* _SHORT PROBLEM_: Pull out the part of the data that starts with the line containing "48, 1066, 72]" and ends with the line containing "705, 543, 726]", copying every line unchanged.

[Stored dataset items]
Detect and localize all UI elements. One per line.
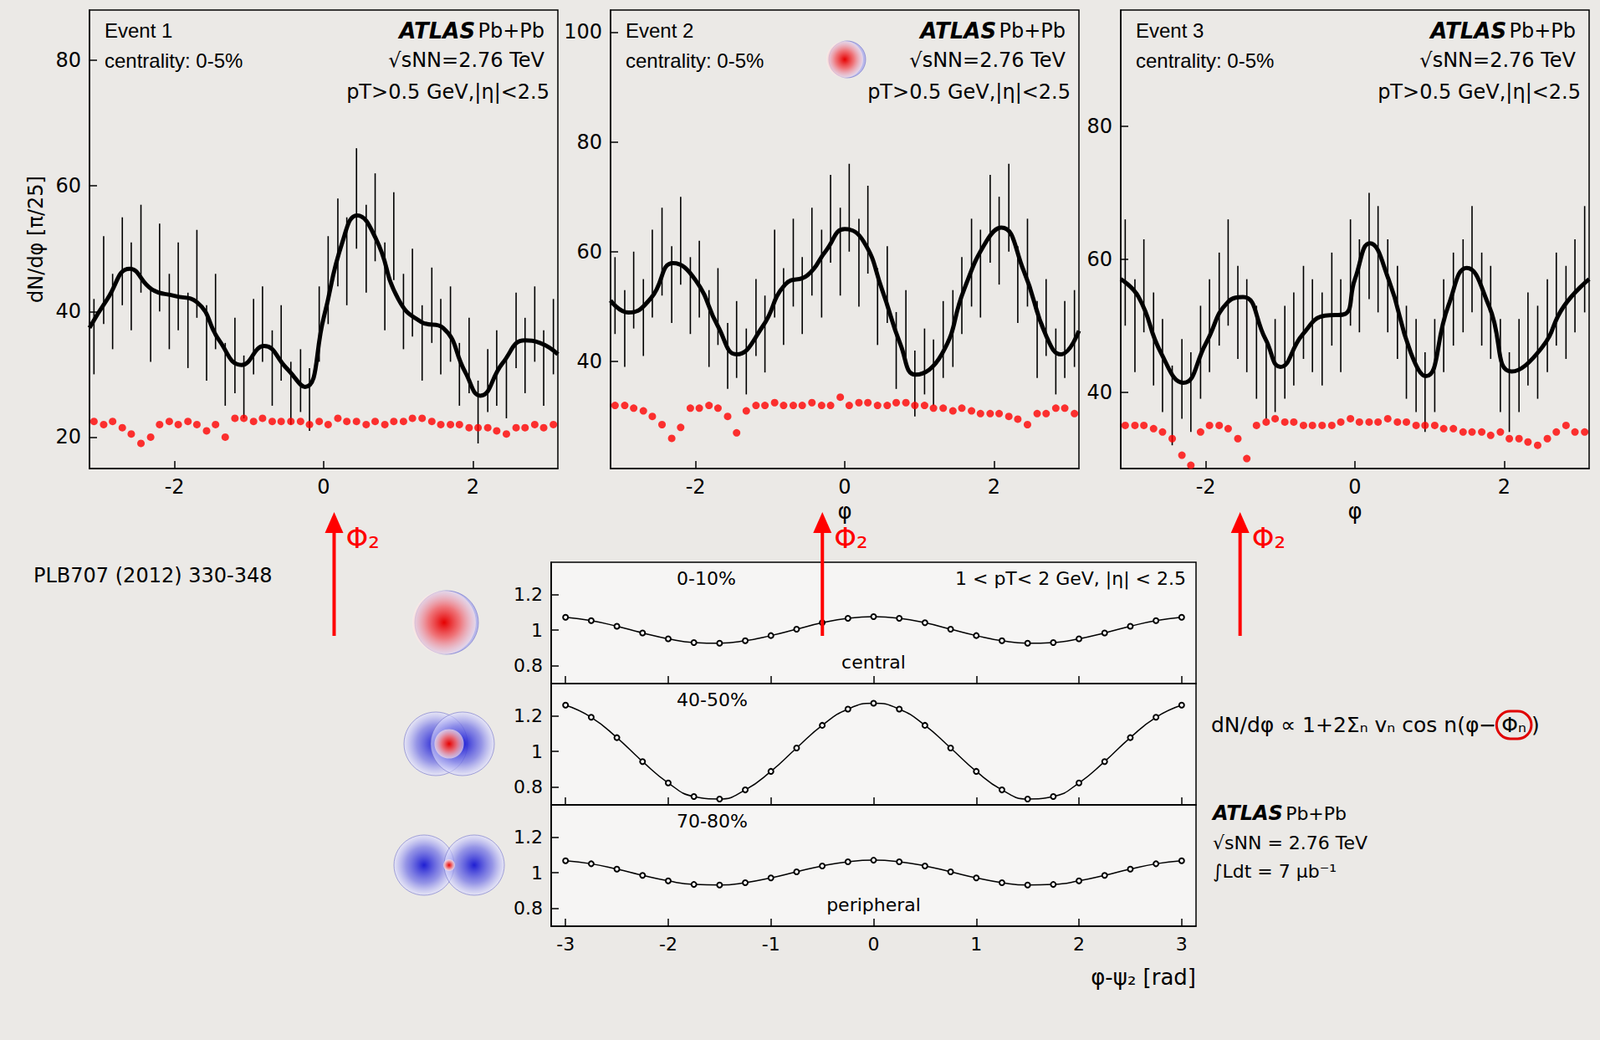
svg-text:√sNN=2.76 TeV: √sNN=2.76 TeV	[909, 48, 1066, 72]
svg-text:1: 1	[531, 619, 543, 641]
svg-text:1: 1	[531, 862, 543, 884]
svg-text:-1: -1	[761, 933, 781, 955]
svg-text:Pb+Pb: Pb+Pb	[1508, 19, 1576, 43]
svg-text:∫Ldt = 7 μb⁻¹: ∫Ldt = 7 μb⁻¹	[1212, 860, 1337, 882]
svg-text:1: 1	[531, 741, 543, 762]
svg-text:-2: -2	[1196, 475, 1217, 499]
svg-text:Φ₂: Φ₂	[1252, 521, 1286, 555]
svg-text:Event 1: Event 1	[104, 19, 173, 42]
svg-text:0: 0	[838, 475, 851, 499]
svg-text:√sNN=2.76 TeV: √sNN=2.76 TeV	[388, 48, 545, 72]
svg-text:2: 2	[1073, 933, 1085, 955]
svg-text:centrality: 0-5%: centrality: 0-5%	[104, 49, 243, 72]
svg-text:-3: -3	[556, 933, 575, 955]
svg-text:1.2: 1.2	[513, 705, 543, 726]
svg-text:φ: φ	[1347, 498, 1362, 524]
svg-text:ATLAS: ATLAS	[1211, 801, 1284, 825]
svg-text:0: 0	[316, 475, 330, 499]
svg-text:60: 60	[576, 240, 603, 264]
svg-text:60: 60	[1086, 247, 1113, 271]
svg-text:1.2: 1.2	[513, 826, 543, 848]
svg-text:PLB707 (2012) 330-348: PLB707 (2012) 330-348	[33, 563, 272, 588]
svg-text:40: 40	[576, 349, 603, 374]
svg-text:80: 80	[1086, 114, 1113, 139]
svg-text:2: 2	[1497, 475, 1511, 499]
svg-text:φ-ψ₂ [rad]: φ-ψ₂ [rad]	[1090, 964, 1197, 990]
svg-text:3: 3	[1175, 933, 1188, 955]
svg-text:40-50%: 40-50%	[676, 689, 748, 711]
svg-text:100: 100	[563, 20, 603, 44]
svg-text:pT>0.5 GeV,|η|<2.5: pT>0.5 GeV,|η|<2.5	[346, 80, 550, 104]
svg-text:√sNN=2.76 TeV: √sNN=2.76 TeV	[1419, 48, 1576, 72]
svg-text:Event 3: Event 3	[1135, 19, 1204, 42]
svg-text:0.8: 0.8	[513, 654, 543, 676]
svg-text:Φₙ: Φₙ	[1501, 712, 1527, 737]
svg-text:0.8: 0.8	[513, 897, 543, 919]
svg-text:80: 80	[55, 48, 82, 72]
svg-text:pT>0.5 GeV,|η|<2.5: pT>0.5 GeV,|η|<2.5	[867, 80, 1071, 104]
svg-text:dN/dφ [π/25]: dN/dφ [π/25]	[24, 175, 48, 303]
svg-text:Event 2: Event 2	[625, 19, 694, 42]
svg-text:): )	[1531, 712, 1540, 737]
svg-text:Φ₂: Φ₂	[833, 521, 868, 555]
svg-text:peripheral: peripheral	[826, 894, 921, 916]
svg-text:1: 1	[970, 933, 982, 955]
svg-text:pT>0.5 GeV,|η|<2.5: pT>0.5 GeV,|η|<2.5	[1377, 80, 1581, 104]
svg-text:ATLAS: ATLAS	[1428, 18, 1507, 44]
svg-text:central: central	[841, 651, 906, 673]
svg-text:1.2: 1.2	[513, 583, 543, 605]
svg-text:ATLAS: ATLAS	[397, 18, 476, 44]
svg-text:dN/dφ ∝ 1+2Σₙ vₙ cos n(φ−: dN/dφ ∝ 1+2Σₙ vₙ cos n(φ−	[1211, 712, 1497, 737]
svg-text:40: 40	[55, 299, 82, 323]
svg-text:2: 2	[466, 475, 480, 499]
svg-text:Pb+Pb: Pb+Pb	[998, 19, 1066, 43]
svg-text:0: 0	[1348, 475, 1361, 499]
svg-text:-2: -2	[659, 933, 678, 955]
svg-text:centrality: 0-5%: centrality: 0-5%	[1135, 49, 1274, 72]
svg-text:2: 2	[987, 475, 1001, 499]
svg-text:70-80%: 70-80%	[676, 810, 748, 832]
svg-text:20: 20	[55, 424, 82, 449]
svg-text:80: 80	[576, 130, 603, 154]
svg-text:60: 60	[55, 173, 82, 198]
svg-text:0.8: 0.8	[513, 776, 543, 798]
svg-text:Pb+Pb: Pb+Pb	[1285, 802, 1347, 824]
svg-text:-2: -2	[164, 475, 185, 499]
svg-text:ATLAS: ATLAS	[918, 18, 997, 44]
svg-text:0-10%: 0-10%	[676, 567, 737, 589]
svg-text:0: 0	[868, 933, 880, 955]
svg-text:Pb+Pb: Pb+Pb	[477, 19, 545, 43]
svg-text:√sNN = 2.76 TeV: √sNN = 2.76 TeV	[1212, 832, 1368, 854]
svg-text:40: 40	[1086, 380, 1113, 404]
svg-text:centrality: 0-5%: centrality: 0-5%	[625, 49, 764, 72]
svg-text:-2: -2	[685, 475, 706, 499]
svg-text:1 < pT< 2 GeV, |η| < 2.5: 1 < pT< 2 GeV, |η| < 2.5	[955, 567, 1186, 590]
svg-text:φ: φ	[837, 498, 852, 524]
svg-text:Φ₂: Φ₂	[345, 521, 379, 555]
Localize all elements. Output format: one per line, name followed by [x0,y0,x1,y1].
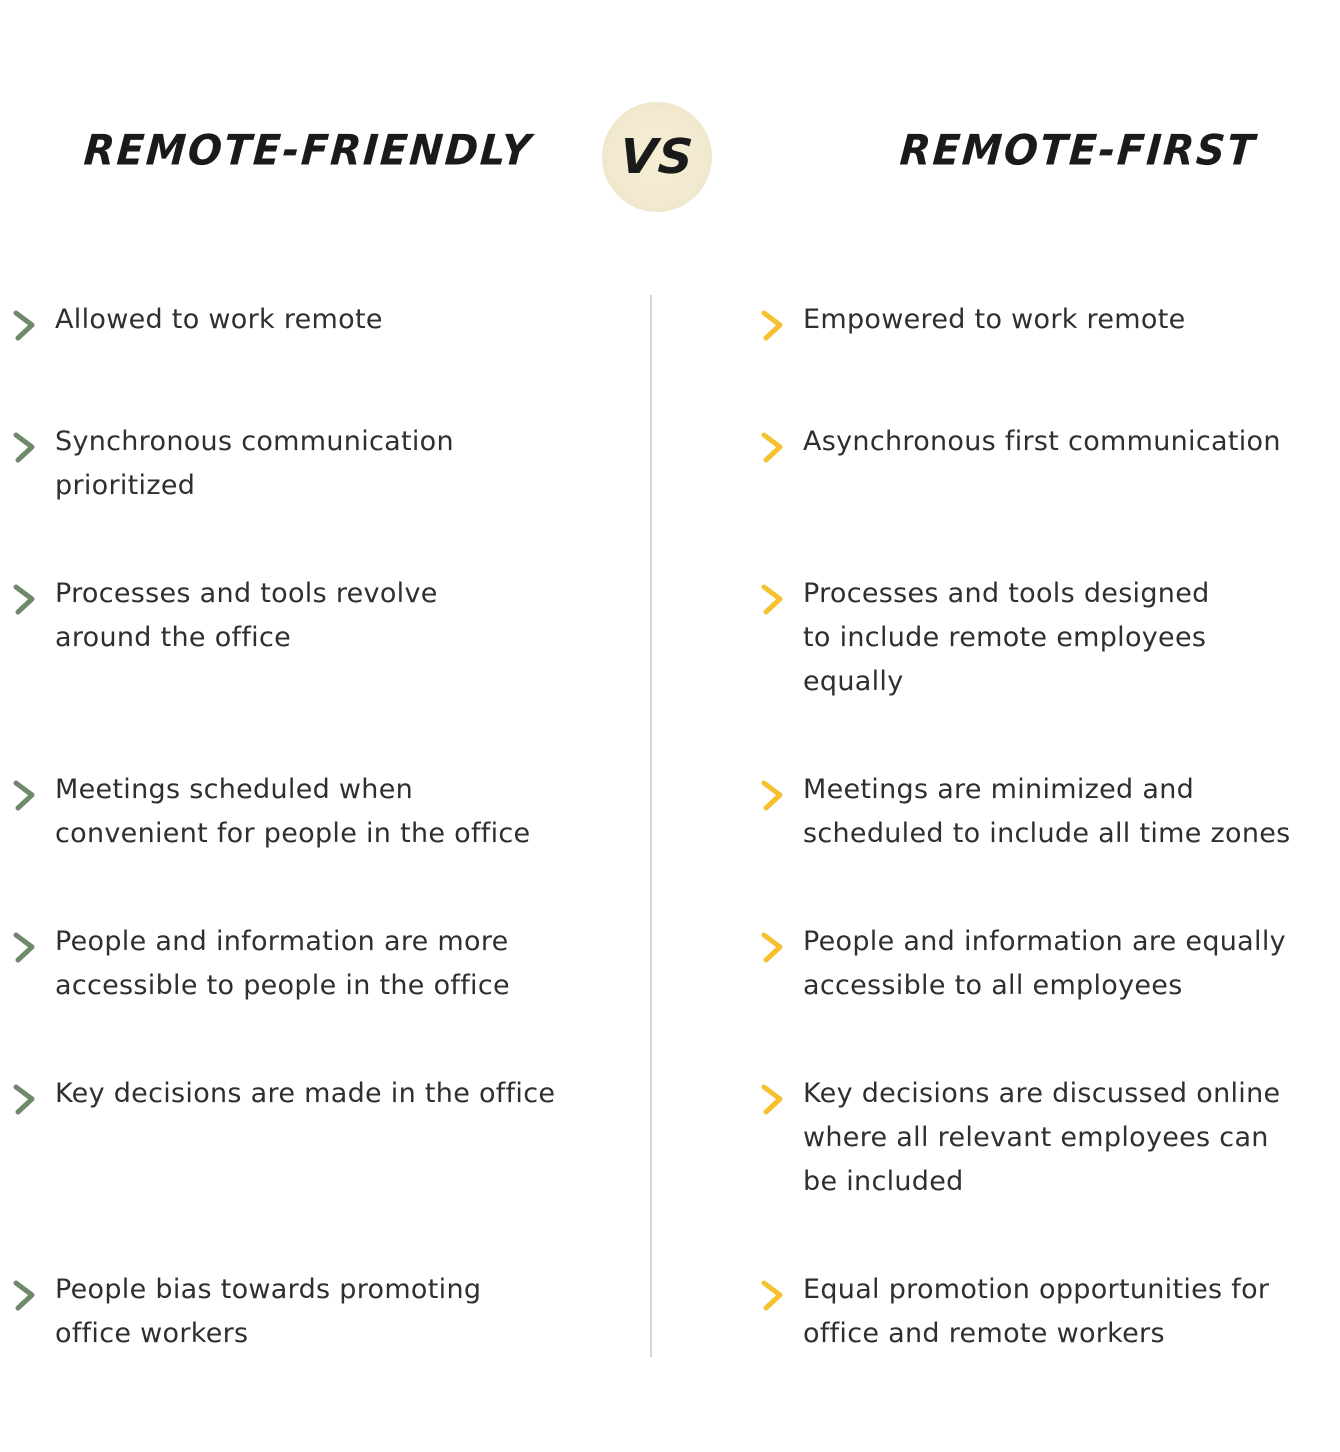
list-item-text: Meetings are minimized and scheduled to i… [803,768,1291,856]
vs-label: VS [618,129,696,185]
list-item-text: Key decisions are discussed online where … [803,1072,1280,1204]
heading-remote-friendly: REMOTE-FRIENDLY [82,126,535,176]
vs-badge: VS [602,102,712,212]
list-item-line: office and remote workers [803,1318,1165,1349]
chevron-right-icon [760,430,786,464]
list-item-line: Key decisions are discussed online [803,1078,1281,1109]
list-item-line: convenient for people in the office [55,818,531,849]
list-item-text: Asynchronous first communication [803,420,1281,464]
list-item-line: equally [803,666,904,697]
list-item-text: People and information are equally access… [803,920,1286,1008]
list-item-line: Synchronous communication [55,426,454,457]
list-item-line: accessible to people in the office [55,970,510,1001]
heading-remote-first: REMOTE-FIRST [898,126,1258,176]
list-item-line: Processes and tools designed [803,578,1210,609]
chevron-right-icon [12,778,38,812]
list-item-line: Equal promotion opportunities for [803,1274,1270,1305]
column-divider [650,295,652,1357]
chevron-right-icon [760,1082,786,1116]
chevron-right-icon [12,1082,38,1116]
list-item-text: Allowed to work remote [55,298,383,342]
chevron-right-icon [760,582,786,616]
list-item-line: office workers [55,1318,249,1349]
list-item-line: where all relevant employees can [803,1122,1269,1153]
list-item-line: be included [803,1166,964,1197]
list-item-text: Equal promotion opportunities for office … [803,1268,1269,1356]
chevron-right-icon [12,582,38,616]
list-item-text: Processes and tools designed to include r… [803,572,1210,704]
list-item-text: Synchronous communication prioritized [55,420,454,508]
chevron-right-icon [12,308,38,342]
list-item-line: People and information are equally [803,926,1286,957]
list-item-line: around the office [55,622,291,653]
list-item-text: People bias towards promoting office work… [55,1268,481,1356]
chevron-right-icon [760,1278,786,1312]
list-item-text: Empowered to work remote [803,298,1186,342]
list-item-text: Meetings scheduled when convenient for pe… [55,768,530,856]
list-item-line: accessible to all employees [803,970,1183,1001]
list-item-line: Key decisions are made in the office [55,1078,556,1109]
chevron-right-icon [12,430,38,464]
list-item-line: Empowered to work remote [803,304,1186,335]
chevron-right-icon [12,1278,38,1312]
list-item-line: People bias towards promoting [55,1274,482,1305]
chevron-right-icon [760,778,786,812]
chevron-right-icon [760,308,786,342]
list-item-line: to include remote employees [803,622,1207,653]
list-item-line: Meetings scheduled when [55,774,414,805]
list-item-line: Processes and tools revolve [55,578,438,609]
list-item-line: prioritized [55,470,196,501]
chevron-right-icon [12,930,38,964]
list-item-text: Processes and tools revolve around the of… [55,572,438,660]
list-item-line: scheduled to include all time zones [803,818,1291,849]
chevron-right-icon [760,930,786,964]
list-item-line: Asynchronous first communication [803,426,1281,457]
list-item-text: People and information are more accessibl… [55,920,510,1008]
list-item-line: Meetings are minimized and [803,774,1195,805]
list-item-line: Allowed to work remote [55,304,383,335]
list-item-text: Key decisions are made in the office [55,1072,555,1116]
list-item-line: People and information are more [55,926,509,957]
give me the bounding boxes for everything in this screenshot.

* _PROBLEM SOLUTION_:
svg-text:√sNN=2.76 TeV: √sNN=2.76 TeV	[909, 48, 1066, 72]
svg-text:1: 1	[531, 619, 543, 641]
svg-text:1: 1	[531, 862, 543, 884]
svg-text:-1: -1	[761, 933, 781, 955]
svg-text:Pb+Pb: Pb+Pb	[1508, 19, 1576, 43]
svg-text:∫Ldt = 7 μb⁻¹: ∫Ldt = 7 μb⁻¹	[1212, 860, 1337, 882]
svg-text:1: 1	[531, 741, 543, 762]
svg-text:-2: -2	[1196, 475, 1217, 499]
svg-text:Φ₂: Φ₂	[1252, 521, 1286, 555]
svg-text:Event 1: Event 1	[104, 19, 173, 42]
svg-text:0: 0	[838, 475, 851, 499]
svg-text:√sNN=2.76 TeV: √sNN=2.76 TeV	[388, 48, 545, 72]
svg-text:2: 2	[1073, 933, 1085, 955]
svg-text:centrality: 0-5%: centrality: 0-5%	[104, 49, 243, 72]
svg-text:-3: -3	[556, 933, 575, 955]
svg-text:1.2: 1.2	[513, 705, 543, 726]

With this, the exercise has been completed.